Raw records:
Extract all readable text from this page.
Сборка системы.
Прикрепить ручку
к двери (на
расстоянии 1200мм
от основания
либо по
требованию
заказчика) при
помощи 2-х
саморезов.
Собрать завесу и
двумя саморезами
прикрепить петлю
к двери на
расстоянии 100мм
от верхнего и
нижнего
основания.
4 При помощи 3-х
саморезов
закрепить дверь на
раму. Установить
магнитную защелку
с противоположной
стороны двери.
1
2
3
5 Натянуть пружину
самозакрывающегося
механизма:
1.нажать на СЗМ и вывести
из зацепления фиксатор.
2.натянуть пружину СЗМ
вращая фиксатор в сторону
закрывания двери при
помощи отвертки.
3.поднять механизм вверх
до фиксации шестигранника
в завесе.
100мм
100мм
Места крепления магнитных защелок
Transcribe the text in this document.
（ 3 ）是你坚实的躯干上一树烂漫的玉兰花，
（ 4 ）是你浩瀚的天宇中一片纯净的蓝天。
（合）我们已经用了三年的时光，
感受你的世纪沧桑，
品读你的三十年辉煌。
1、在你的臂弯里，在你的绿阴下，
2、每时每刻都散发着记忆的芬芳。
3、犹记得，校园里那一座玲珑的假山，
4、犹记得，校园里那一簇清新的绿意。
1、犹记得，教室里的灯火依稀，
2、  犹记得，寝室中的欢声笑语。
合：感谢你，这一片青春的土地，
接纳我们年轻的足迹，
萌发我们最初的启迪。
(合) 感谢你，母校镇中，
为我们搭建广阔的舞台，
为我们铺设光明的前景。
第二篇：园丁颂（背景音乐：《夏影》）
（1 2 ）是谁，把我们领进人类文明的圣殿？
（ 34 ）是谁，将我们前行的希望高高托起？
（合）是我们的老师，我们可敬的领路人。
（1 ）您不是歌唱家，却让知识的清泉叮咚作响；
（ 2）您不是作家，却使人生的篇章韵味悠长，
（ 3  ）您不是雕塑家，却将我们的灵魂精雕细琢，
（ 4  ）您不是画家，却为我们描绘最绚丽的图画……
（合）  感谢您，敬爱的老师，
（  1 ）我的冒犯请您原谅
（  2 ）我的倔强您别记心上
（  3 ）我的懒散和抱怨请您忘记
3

Task brief:
Without changing a word, restate the whole listing.

Written answer:
Extract all readable text from this page.
Сборка системы.
Прикрепить ручку
к двери (на
расстоянии 1200мм
от основания
либо по
требованию
заказчика) при
помощи 2-х
саморезов.
Собрать завесу и
двумя саморезами
прикрепить петлю
к двери на
расстоянии 100мм
от верхнего и
нижнего
основания.
4 При помощи 3-х
саморезов
закрепить дверь на
раму. Установить
магнитную защелку
с противоположной
стороны двери.
1
2
3
5 Натянуть пружину
самозакрывающегося
механизма:
1.нажать на СЗМ и вывести
из зацепления фиксатор.
2.натянуть пружину СЗМ
вращая фиксатор в сторону
закрывания двери при
помощи отвертки.
3.поднять механизм вверх
до фиксации шестигранника
в завесе.
100мм
100мм
Места крепления магнитных защелок
Transcribe the text in this document.
（ 3 ）是你坚实的躯干上一树烂漫的玉兰花，
（ 4 ）是你浩瀚的天宇中一片纯净的蓝天。
（合）我们已经用了三年的时光，
感受你的世纪沧桑，
品读你的三十年辉煌。
1、在你的臂弯里，在你的绿阴下，
2、每时每刻都散发着记忆的芬芳。
3、犹记得，校园里那一座玲珑的假山，
4、犹记得，校园里那一簇清新的绿意。
1、犹记得，教室里的灯火依稀，
2、  犹记得，寝室中的欢声笑语。
合：感谢你，这一片青春的土地，
接纳我们年轻的足迹，
萌发我们最初的启迪。
(合) 感谢你，母校镇中，
为我们搭建广阔的舞台，
为我们铺设光明的前景。
第二篇：园丁颂（背景音乐：《夏影》）
（1 2 ）是谁，把我们领进人类文明的圣殿？
（ 34 ）是谁，将我们前行的希望高高托起？
（合）是我们的老师，我们可敬的领路人。
（1 ）您不是歌唱家，却让知识的清泉叮咚作响；
（ 2）您不是作家，却使人生的篇章韵味悠长，
（ 3  ）您不是雕塑家，却将我们的灵魂精雕细琢，
（ 4  ）您不是画家，却为我们描绘最绚丽的图画……
（合）  感谢您，敬爱的老师，
（  1 ）我的冒犯请您原谅
（  2 ）我的倔强您别记心上
（  3 ）我的懒散和抱怨请您忘记
3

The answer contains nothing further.